# [Work to be completed]
Where an entry below contains an image, skip the image and reproduce the rest exactly.

# [Data shown]
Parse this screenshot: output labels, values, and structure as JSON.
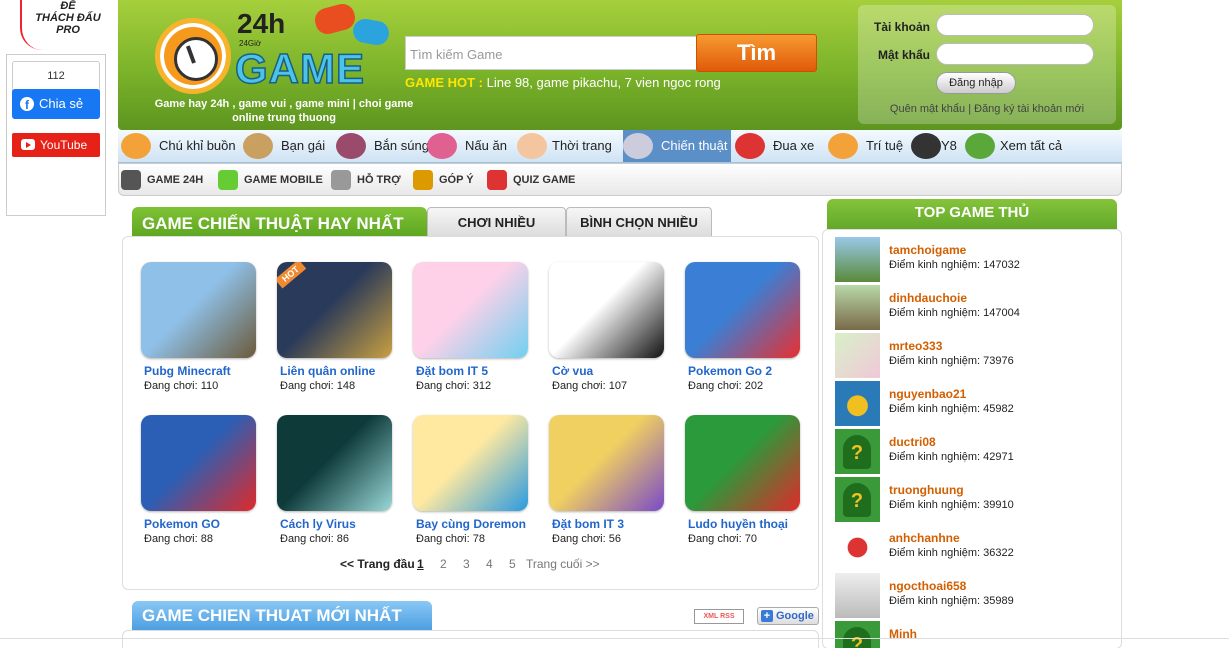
{
  "promo": {
    "line1": "ĐỂ",
    "line2": "THÁCH ĐẤU",
    "line3": "PRO"
  },
  "social": {
    "fb_count": "112",
    "fb_label": "Chia sẻ",
    "yt_label": "YouTube"
  },
  "header": {
    "logo_24": "24h",
    "logo_sub": "24Giờ",
    "logo_game": "GAME",
    "slogan": "Game hay 24h , game vui , game mini | choi game online trung thuong",
    "search_placeholder": "Tìm kiếm Game",
    "search_button": "Tìm",
    "hot_label": "GAME HOT :",
    "hot_text": "Line 98, game pikachu, 7 vien ngoc rong",
    "login": {
      "user_label": "Tài khoản",
      "pass_label": "Mật khẩu",
      "button": "Đăng nhập",
      "forgot": "Quên mật khẩu",
      "sep": "|",
      "register": "Đăng ký tài khoản mới"
    }
  },
  "categories": [
    {
      "label": "Chú khỉ buồn",
      "icon": "monkey-icon",
      "color": "#f3a23a"
    },
    {
      "label": "Bạn gái",
      "icon": "girl-icon",
      "color": "#c9a060"
    },
    {
      "label": "Bắn súng",
      "icon": "shooter-icon",
      "color": "#9a4a6a"
    },
    {
      "label": "Nấu ăn",
      "icon": "cook-icon",
      "color": "#e06090"
    },
    {
      "label": "Thời trang",
      "icon": "fashion-icon",
      "color": "#f3c6a0"
    },
    {
      "label": "Chiến thuật",
      "icon": "sword-icon",
      "color": "#ccd"
    },
    {
      "label": "Đua xe",
      "icon": "car-icon",
      "color": "#d33"
    },
    {
      "label": "Trí tuệ",
      "icon": "brain-icon",
      "color": "#f3a23a"
    },
    {
      "label": "Y8",
      "icon": "y8-icon",
      "color": "#333"
    },
    {
      "label": "Xem tất cả",
      "icon": "arrow-down-icon",
      "color": "#5aa83a"
    }
  ],
  "subnav": [
    {
      "label": "GAME 24H",
      "icon": "gamepad-icon"
    },
    {
      "label": "GAME MOBILE",
      "icon": "mobile-icon"
    },
    {
      "label": "HỖ TRỢ",
      "icon": "tools-icon"
    },
    {
      "label": "GÓP Ý",
      "icon": "pen-icon"
    },
    {
      "label": "QUIZ GAME",
      "icon": "quiz-icon"
    }
  ],
  "main": {
    "title": "GAME CHIẾN THUẬT HAY NHẤT",
    "tab_most_played": "CHƠI NHIỀU",
    "tab_most_voted": "BÌNH CHỌN NHIỀU",
    "playing_label": "Đang chơi:",
    "games": [
      {
        "name": "Pubg Minecraft",
        "playing": "110",
        "colors": [
          "#8fc0e8",
          "#6b5a3a"
        ]
      },
      {
        "name": "Liên quân online",
        "playing": "148",
        "colors": [
          "#2a3a5a",
          "#c9a040"
        ],
        "badge": "HOT"
      },
      {
        "name": "Đặt bom IT 5",
        "playing": "312",
        "colors": [
          "#ffd1e8",
          "#6fd0f0"
        ]
      },
      {
        "name": "Cờ vua",
        "playing": "107",
        "colors": [
          "#ffffff",
          "#111111"
        ]
      },
      {
        "name": "Pokemon Go 2",
        "playing": "202",
        "colors": [
          "#3a7fd5",
          "#e83030"
        ]
      },
      {
        "name": "Pokemon GO",
        "playing": "88",
        "colors": [
          "#2a5fb5",
          "#e02a2a"
        ]
      },
      {
        "name": "Cách ly Virus",
        "playing": "86",
        "colors": [
          "#0e3a3a",
          "#9ad8d8"
        ]
      },
      {
        "name": "Bay cùng Doremon",
        "playing": "78",
        "colors": [
          "#ffe9a0",
          "#2a9ae0"
        ]
      },
      {
        "name": "Đặt bom IT 3",
        "playing": "56",
        "colors": [
          "#f0d060",
          "#7a4ac8"
        ]
      },
      {
        "name": "Ludo huyền thoại",
        "playing": "70",
        "colors": [
          "#2a9a3a",
          "#e02a2a"
        ]
      }
    ],
    "pager": {
      "first": "<< Trang đầu",
      "pages": [
        "1",
        "2",
        "3",
        "4",
        "5"
      ],
      "last": "Trang cuối >>"
    }
  },
  "new_section": {
    "title": "GAME CHIEN THUAT MỚI NHẤT",
    "rss": "XML RSS",
    "google": "Google"
  },
  "top_players": {
    "title": "TOP GAME THỦ",
    "score_label": "Điểm kinh nghiệm:",
    "players": [
      {
        "name": "tamchoigame",
        "score": "147032",
        "avatar": "landscape"
      },
      {
        "name": "dinhdauchoie",
        "score": "147004",
        "avatar": "landscape2"
      },
      {
        "name": "mrteo333",
        "score": "73976",
        "avatar": "flowers"
      },
      {
        "name": "nguyenbao21",
        "score": "45982",
        "avatar": "fish"
      },
      {
        "name": "ductri08",
        "score": "42971",
        "avatar": "unknown"
      },
      {
        "name": "truonghuung",
        "score": "39910",
        "avatar": "unknown"
      },
      {
        "name": "anhchanhne",
        "score": "36322",
        "avatar": "logo"
      },
      {
        "name": "ngocthoai658",
        "score": "35989",
        "avatar": "face"
      },
      {
        "name": "Minh",
        "score": "",
        "avatar": "unknown"
      }
    ]
  }
}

# [Completed exercise]
Parse this screenshot: output labels, values, and structure as JSON.
{
  "promo": {
    "line1": "ĐỂ",
    "line2": "THÁCH ĐẤU",
    "line3": "PRO"
  },
  "social": {
    "fb_count": "112",
    "fb_label": "Chia sẻ",
    "yt_label": "YouTube"
  },
  "header": {
    "logo_24": "24h",
    "logo_sub": "24Giờ",
    "logo_game": "GAME",
    "slogan": "Game hay 24h , game vui , game mini | choi game online trung thuong",
    "search_placeholder": "Tìm kiếm Game",
    "search_button": "Tìm",
    "hot_label": "GAME HOT :",
    "hot_text": "Line 98, game pikachu, 7 vien ngoc rong",
    "login": {
      "user_label": "Tài khoản",
      "pass_label": "Mật khẩu",
      "button": "Đăng nhập",
      "forgot": "Quên mật khẩu",
      "sep": "|",
      "register": "Đăng ký tài khoản mới"
    }
  },
  "categories": [
    {
      "label": "Chú khỉ buồn",
      "icon": "monkey-icon",
      "color": "#f3a23a"
    },
    {
      "label": "Bạn gái",
      "icon": "girl-icon",
      "color": "#c9a060"
    },
    {
      "label": "Bắn súng",
      "icon": "shooter-icon",
      "color": "#9a4a6a"
    },
    {
      "label": "Nấu ăn",
      "icon": "cook-icon",
      "color": "#e06090"
    },
    {
      "label": "Thời trang",
      "icon": "fashion-icon",
      "color": "#f3c6a0"
    },
    {
      "label": "Chiến thuật",
      "icon": "sword-icon",
      "color": "#ccd"
    },
    {
      "label": "Đua xe",
      "icon": "car-icon",
      "color": "#d33"
    },
    {
      "label": "Trí tuệ",
      "icon": "brain-icon",
      "color": "#f3a23a"
    },
    {
      "label": "Y8",
      "icon": "y8-icon",
      "color": "#333"
    },
    {
      "label": "Xem tất cả",
      "icon": "arrow-down-icon",
      "color": "#5aa83a"
    }
  ],
  "subnav": [
    {
      "label": "GAME 24H",
      "icon": "gamepad-icon"
    },
    {
      "label": "GAME MOBILE",
      "icon": "mobile-icon"
    },
    {
      "label": "HỖ TRỢ",
      "icon": "tools-icon"
    },
    {
      "label": "GÓP Ý",
      "icon": "pen-icon"
    },
    {
      "label": "QUIZ GAME",
      "icon": "quiz-icon"
    }
  ],
  "main": {
    "title": "GAME CHIẾN THUẬT HAY NHẤT",
    "tab_most_played": "CHƠI NHIỀU",
    "tab_most_voted": "BÌNH CHỌN NHIỀU",
    "playing_label": "Đang chơi:",
    "games": [
      {
        "name": "Pubg Minecraft",
        "playing": "110",
        "colors": [
          "#8fc0e8",
          "#6b5a3a"
        ]
      },
      {
        "name": "Liên quân online",
        "playing": "148",
        "colors": [
          "#2a3a5a",
          "#c9a040"
        ],
        "badge": "HOT"
      },
      {
        "name": "Đặt bom IT 5",
        "playing": "312",
        "colors": [
          "#ffd1e8",
          "#6fd0f0"
        ]
      },
      {
        "name": "Cờ vua",
        "playing": "107",
        "colors": [
          "#ffffff",
          "#111111"
        ]
      },
      {
        "name": "Pokemon Go 2",
        "playing": "202",
        "colors": [
          "#3a7fd5",
          "#e83030"
        ]
      },
      {
        "name": "Pokemon GO",
        "playing": "88",
        "colors": [
          "#2a5fb5",
          "#e02a2a"
        ]
      },
      {
        "name": "Cách ly Virus",
        "playing": "86",
        "colors": [
          "#0e3a3a",
          "#9ad8d8"
        ]
      },
      {
        "name": "Bay cùng Doremon",
        "playing": "78",
        "colors": [
          "#ffe9a0",
          "#2a9ae0"
        ]
      },
      {
        "name": "Đặt bom IT 3",
        "playing": "56",
        "colors": [
          "#f0d060",
          "#7a4ac8"
        ]
      },
      {
        "name": "Ludo huyền thoại",
        "playing": "70",
        "colors": [
          "#2a9a3a",
          "#e02a2a"
        ]
      }
    ],
    "pager": {
      "first": "<< Trang đầu",
      "pages": [
        "1",
        "2",
        "3",
        "4",
        "5"
      ],
      "last": "Trang cuối >>"
    }
  },
  "new_section": {
    "title": "GAME CHIEN THUAT MỚI NHẤT",
    "rss": "XML RSS",
    "google": "Google"
  },
  "top_players": {
    "title": "TOP GAME THỦ",
    "score_label": "Điểm kinh nghiệm:",
    "players": [
      {
        "name": "tamchoigame",
        "score": "147032",
        "avatar": "landscape"
      },
      {
        "name": "dinhdauchoie",
        "score": "147004",
        "avatar": "landscape2"
      },
      {
        "name": "mrteo333",
        "score": "73976",
        "avatar": "flowers"
      },
      {
        "name": "nguyenbao21",
        "score": "45982",
        "avatar": "fish"
      },
      {
        "name": "ductri08",
        "score": "42971",
        "avatar": "unknown"
      },
      {
        "name": "truonghuung",
        "score": "39910",
        "avatar": "unknown"
      },
      {
        "name": "anhchanhne",
        "score": "36322",
        "avatar": "logo"
      },
      {
        "name": "ngocthoai658",
        "score": "35989",
        "avatar": "face"
      },
      {
        "name": "Minh",
        "score": "",
        "avatar": "unknown"
      }
    ]
  }
}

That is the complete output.